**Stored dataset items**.
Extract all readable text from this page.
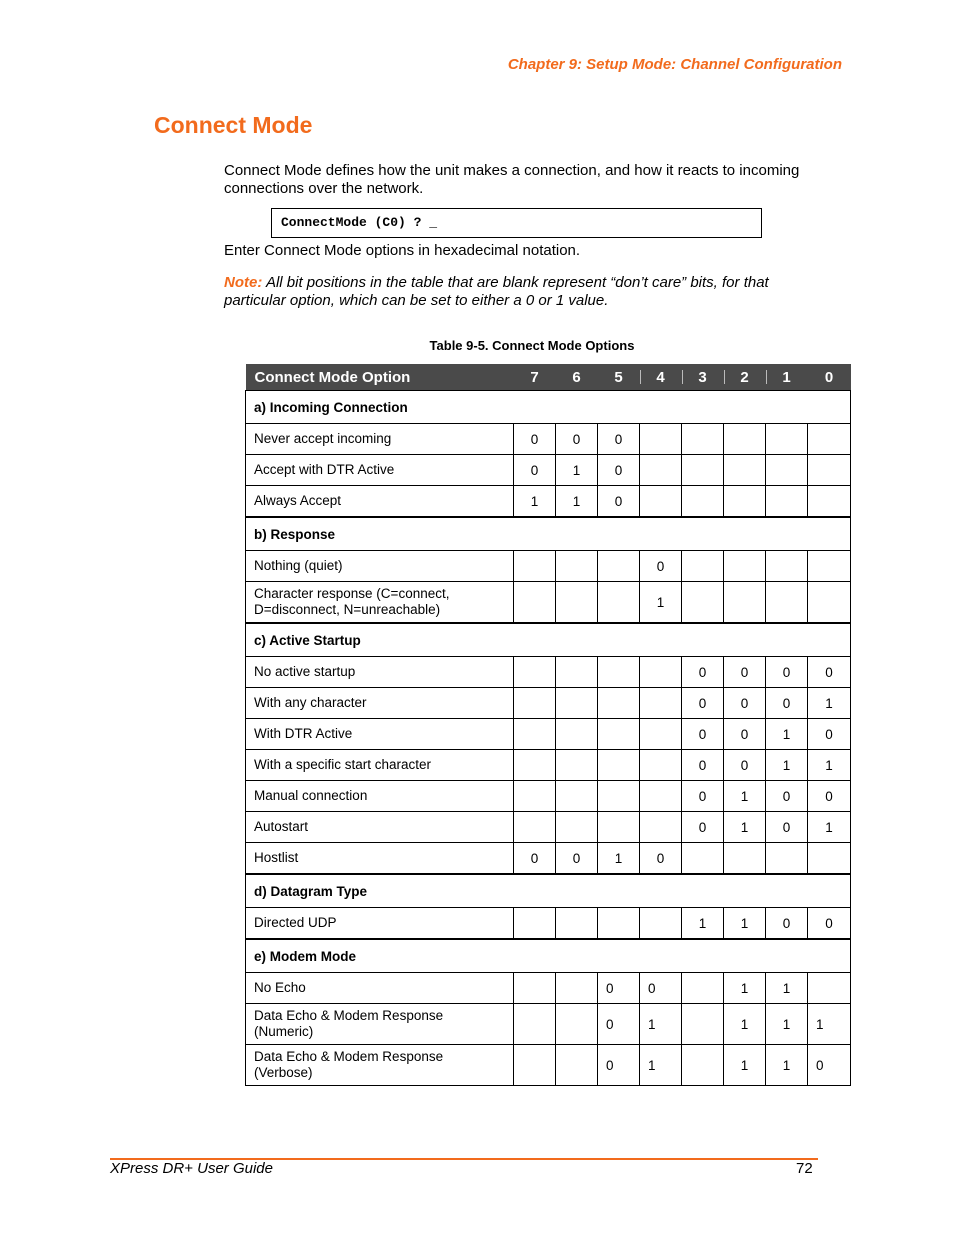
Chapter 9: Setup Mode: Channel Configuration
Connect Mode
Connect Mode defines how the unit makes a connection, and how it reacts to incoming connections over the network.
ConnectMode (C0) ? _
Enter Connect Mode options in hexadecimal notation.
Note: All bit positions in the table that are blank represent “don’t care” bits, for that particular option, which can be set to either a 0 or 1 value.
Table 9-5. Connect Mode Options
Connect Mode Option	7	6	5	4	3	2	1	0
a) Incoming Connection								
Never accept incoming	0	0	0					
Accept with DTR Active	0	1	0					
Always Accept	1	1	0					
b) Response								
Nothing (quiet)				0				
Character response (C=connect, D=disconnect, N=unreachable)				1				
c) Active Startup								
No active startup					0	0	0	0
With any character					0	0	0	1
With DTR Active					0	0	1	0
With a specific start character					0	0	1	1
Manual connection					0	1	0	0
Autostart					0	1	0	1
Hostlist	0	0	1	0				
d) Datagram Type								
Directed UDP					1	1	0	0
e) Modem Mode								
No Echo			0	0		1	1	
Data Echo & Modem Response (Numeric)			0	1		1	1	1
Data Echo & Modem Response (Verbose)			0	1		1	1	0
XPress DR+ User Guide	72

--

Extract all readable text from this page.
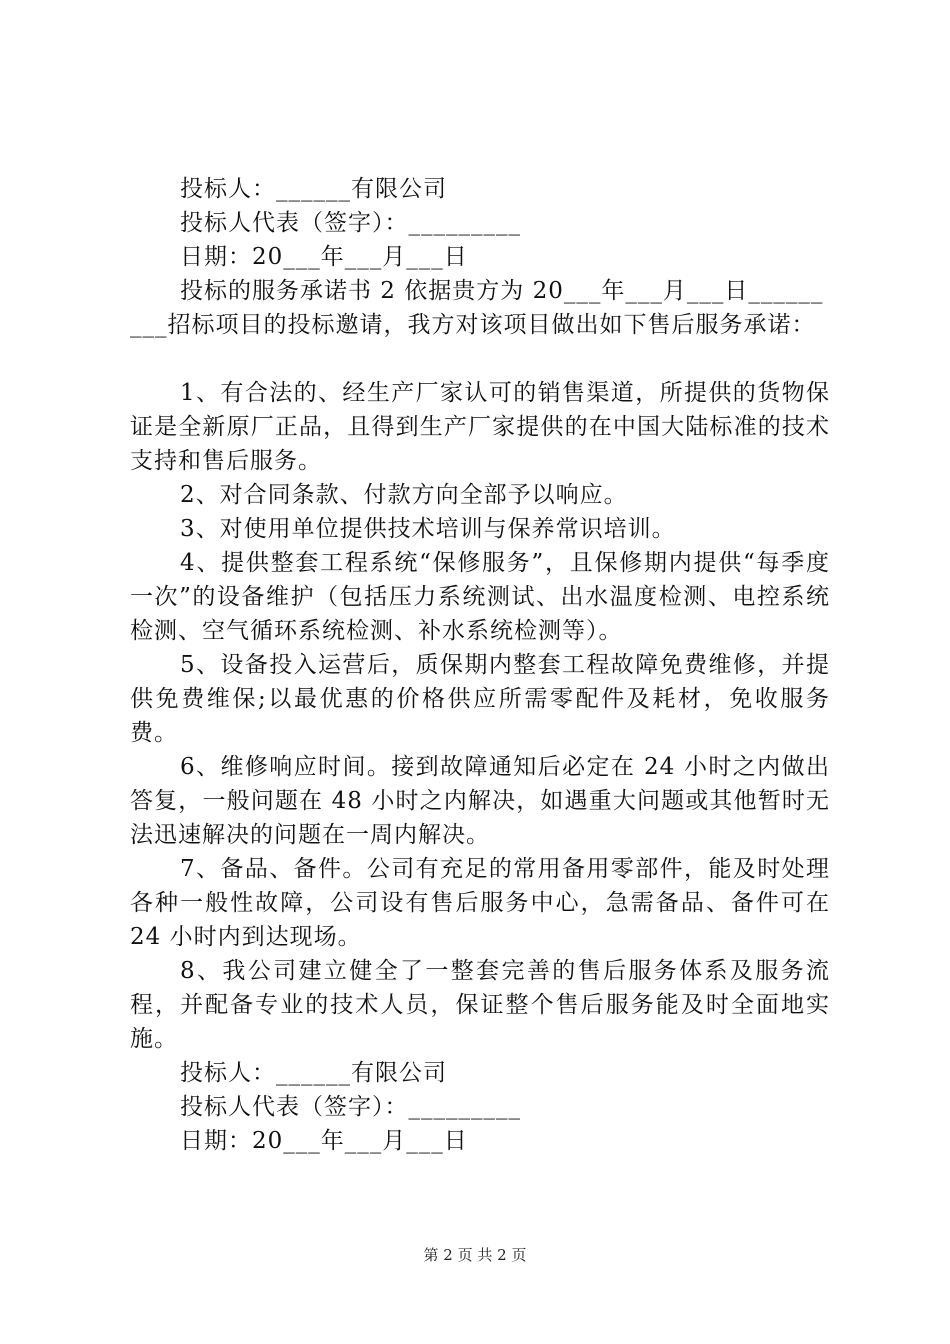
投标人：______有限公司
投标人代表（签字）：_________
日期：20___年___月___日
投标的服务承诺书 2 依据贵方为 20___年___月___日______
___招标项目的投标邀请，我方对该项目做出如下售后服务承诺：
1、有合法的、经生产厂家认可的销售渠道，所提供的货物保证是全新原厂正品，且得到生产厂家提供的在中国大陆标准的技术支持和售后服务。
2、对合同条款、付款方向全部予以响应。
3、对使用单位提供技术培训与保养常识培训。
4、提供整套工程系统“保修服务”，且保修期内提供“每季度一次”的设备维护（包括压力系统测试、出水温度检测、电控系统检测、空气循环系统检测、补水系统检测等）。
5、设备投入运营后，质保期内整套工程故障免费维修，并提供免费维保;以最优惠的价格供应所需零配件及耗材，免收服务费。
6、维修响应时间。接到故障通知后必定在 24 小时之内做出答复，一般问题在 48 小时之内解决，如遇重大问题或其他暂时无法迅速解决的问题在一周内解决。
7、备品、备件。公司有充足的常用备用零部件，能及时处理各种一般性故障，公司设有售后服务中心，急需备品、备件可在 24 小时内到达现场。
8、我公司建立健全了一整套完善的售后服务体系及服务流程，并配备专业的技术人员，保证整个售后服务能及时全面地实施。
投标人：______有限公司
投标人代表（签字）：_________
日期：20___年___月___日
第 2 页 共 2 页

**Exercise instructions**.
Scan the listing above and copy all lines containing the word "Modem".

**Expected answer**.
e) Modem Mode								
Data Echo & Modem Response (Numeric)			0	1		1	1	1
Data Echo & Modem Response (Verbose)			0	1		1	1	0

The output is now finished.